* [Your task]: Locate each line in the data below that contains the word "clamped" and copy those lines.

[Dataset records]
===

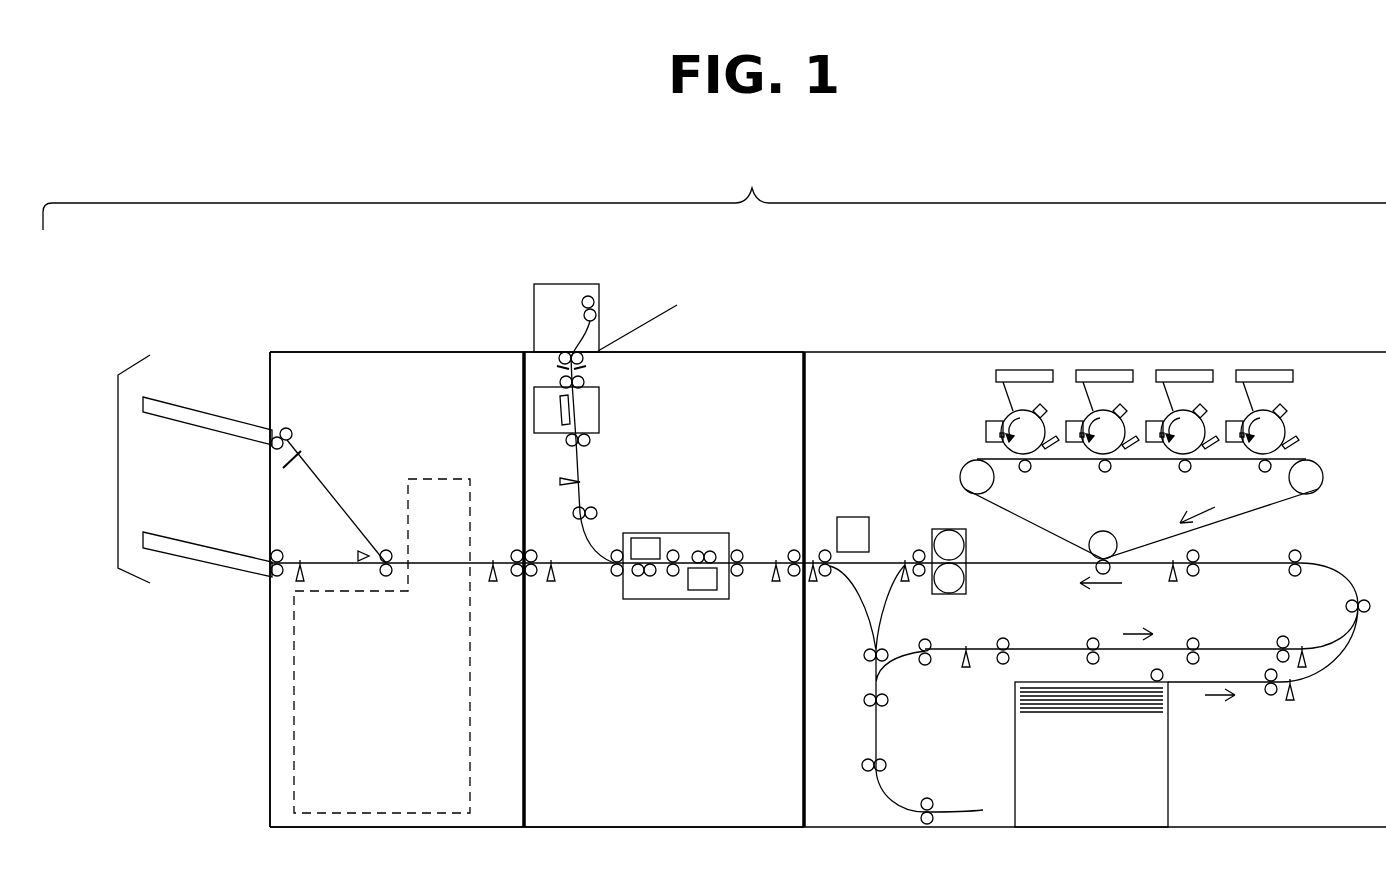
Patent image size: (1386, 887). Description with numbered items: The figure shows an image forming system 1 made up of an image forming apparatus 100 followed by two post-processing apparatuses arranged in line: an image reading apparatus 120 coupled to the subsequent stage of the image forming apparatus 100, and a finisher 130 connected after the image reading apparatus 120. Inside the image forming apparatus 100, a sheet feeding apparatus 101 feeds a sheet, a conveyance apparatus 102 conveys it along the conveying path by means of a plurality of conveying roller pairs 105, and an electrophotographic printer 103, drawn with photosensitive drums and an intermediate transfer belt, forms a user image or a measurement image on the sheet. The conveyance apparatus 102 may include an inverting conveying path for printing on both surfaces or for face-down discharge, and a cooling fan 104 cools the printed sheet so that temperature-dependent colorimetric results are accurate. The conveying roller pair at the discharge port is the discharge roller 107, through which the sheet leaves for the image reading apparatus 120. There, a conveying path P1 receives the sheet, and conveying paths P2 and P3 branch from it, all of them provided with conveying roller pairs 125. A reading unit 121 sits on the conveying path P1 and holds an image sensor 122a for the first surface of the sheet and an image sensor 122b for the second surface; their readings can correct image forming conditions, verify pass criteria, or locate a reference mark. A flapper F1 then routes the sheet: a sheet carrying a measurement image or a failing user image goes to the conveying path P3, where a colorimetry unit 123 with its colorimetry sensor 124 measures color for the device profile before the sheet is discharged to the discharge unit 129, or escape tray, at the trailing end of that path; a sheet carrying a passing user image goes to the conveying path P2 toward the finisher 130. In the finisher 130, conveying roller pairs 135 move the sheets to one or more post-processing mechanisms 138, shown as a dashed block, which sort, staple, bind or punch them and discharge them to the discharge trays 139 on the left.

The image forming system 1 is at (714, 193).
The image forming apparatus 100 is at (1312, 352).
The sheet feeding apparatus 101 is at (1015, 735).
The conveyance apparatus 102 is at (1311, 539).
The printer 103 is at (1320, 430).
The cooling fan 104 is at (852, 517).
The conveying roller pairs 105 is at (1270, 693).
The discharge roller 107 is at (826, 577).
The image reading apparatus 120 is at (727, 352).
The reading unit 121 is at (681, 561).
The image sensor 122a is at (710, 591).
The image sensor 122b is at (648, 538).
The colorimetry unit 123 is at (599, 399).
The colorimetry sensor 124 is at (569, 412).
The conveying roller pairs 125 is at (738, 551).
The discharge unit 129 is at (640, 326).
The finisher 130 is at (368, 352).
The conveying roller pairs 135 is at (388, 551).
The post-processing mechanisms 138 is at (437, 478).
The discharge trays 139 is at (118, 473).
The flapper F1 is at (600, 562).
The conveying path P1 is at (755, 572).
The conveying path P2 is at (572, 569).
The conveying path P3 is at (584, 558).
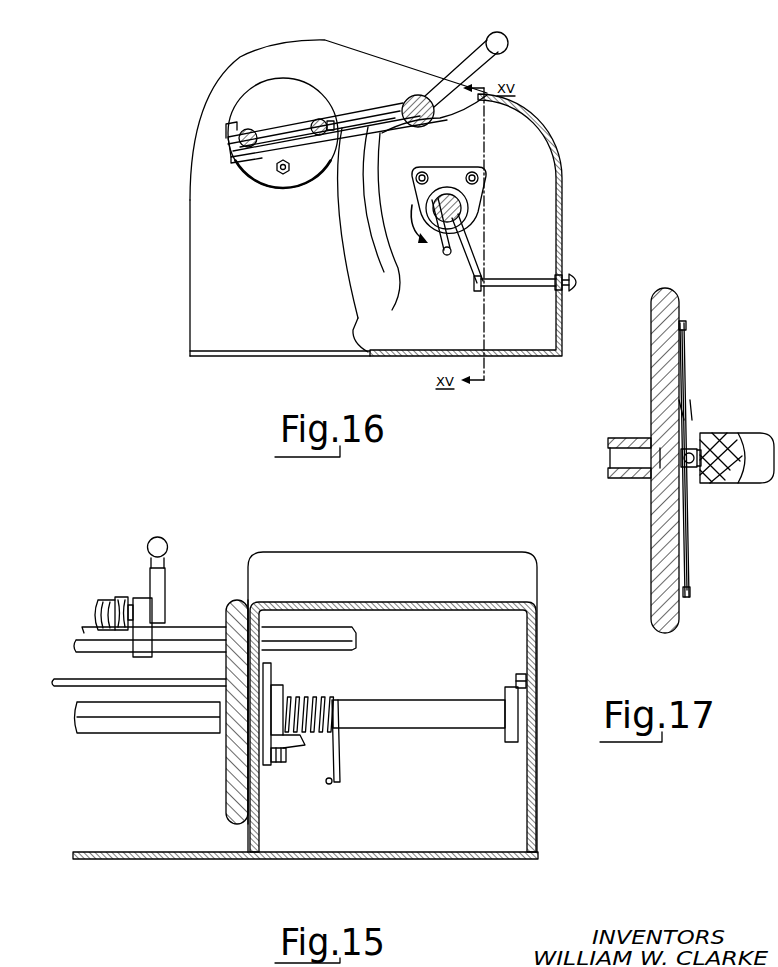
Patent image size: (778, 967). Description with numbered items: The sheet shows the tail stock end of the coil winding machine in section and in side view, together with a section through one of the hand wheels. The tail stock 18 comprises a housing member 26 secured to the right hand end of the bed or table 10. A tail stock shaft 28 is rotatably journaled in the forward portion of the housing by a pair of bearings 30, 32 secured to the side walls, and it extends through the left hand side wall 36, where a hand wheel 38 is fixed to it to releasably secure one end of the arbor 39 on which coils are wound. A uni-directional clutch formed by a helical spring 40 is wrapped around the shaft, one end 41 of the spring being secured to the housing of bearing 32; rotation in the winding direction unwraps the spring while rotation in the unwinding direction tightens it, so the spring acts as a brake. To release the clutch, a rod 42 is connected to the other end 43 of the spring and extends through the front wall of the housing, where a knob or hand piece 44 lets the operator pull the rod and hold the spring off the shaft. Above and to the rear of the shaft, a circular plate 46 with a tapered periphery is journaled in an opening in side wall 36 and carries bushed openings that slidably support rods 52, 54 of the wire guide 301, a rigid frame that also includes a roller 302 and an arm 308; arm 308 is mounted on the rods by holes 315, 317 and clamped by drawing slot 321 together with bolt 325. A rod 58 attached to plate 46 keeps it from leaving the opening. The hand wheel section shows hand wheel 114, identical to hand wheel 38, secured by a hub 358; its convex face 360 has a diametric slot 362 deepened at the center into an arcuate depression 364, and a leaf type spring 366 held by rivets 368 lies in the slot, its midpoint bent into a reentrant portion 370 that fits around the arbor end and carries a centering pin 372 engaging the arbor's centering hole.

===

* [Task solution]:
Patent image size: (778, 967). Description with numbered items: The sheet shows the tail stock end of the coil winding machine in section and in side view, together with a section through one of the hand wheels. The tail stock 18 comprises a housing member 26 secured to the right hand end of the bed or table 10. A tail stock shaft 28 is rotatably journaled in the forward portion of the housing by a pair of bearings 30, 32 secured to the side walls, and it extends through the left hand side wall 36, where a hand wheel 38 is fixed to it to releasably secure one end of the arbor 39 on which coils are wound. A uni-directional clutch formed by a helical spring 40 is wrapped around the shaft, one end 41 of the spring being secured to the housing of bearing 32; rotation in the winding direction unwraps the spring while rotation in the unwinding direction tightens it, so the spring acts as a brake. To release the clutch, a rod 42 is connected to the other end 43 of the spring and extends through the front wall of the housing, where a knob or hand piece 44 lets the operator pull the rod and hold the spring off the shaft. Above and to the rear of the shaft, a circular plate 46 with a tapered periphery is journaled in an opening in side wall 36 and carries bushed openings that slidably support rods 52, 54 of the wire guide 301, a rigid frame that also includes a roller 302 and an arm 308; arm 308 is mounted on the rods by holes 315, 317 and clamped by drawing slot 321 together with bolt 325. A rod 58 attached to plate 46 keeps it from leaving the opening. The hand wheel section shows hand wheel 114, identical to hand wheel 38, secured by a hub 358; its convex face 360 has a diametric slot 362 deepened at the center into an arcuate depression 364, and a leaf type spring 366 held by rivets 368 lies in the slot, its midpoint bent into a reentrant portion 370 that fits around the arbor end and carries a centering pin 372 engaging the arbor's centering hole.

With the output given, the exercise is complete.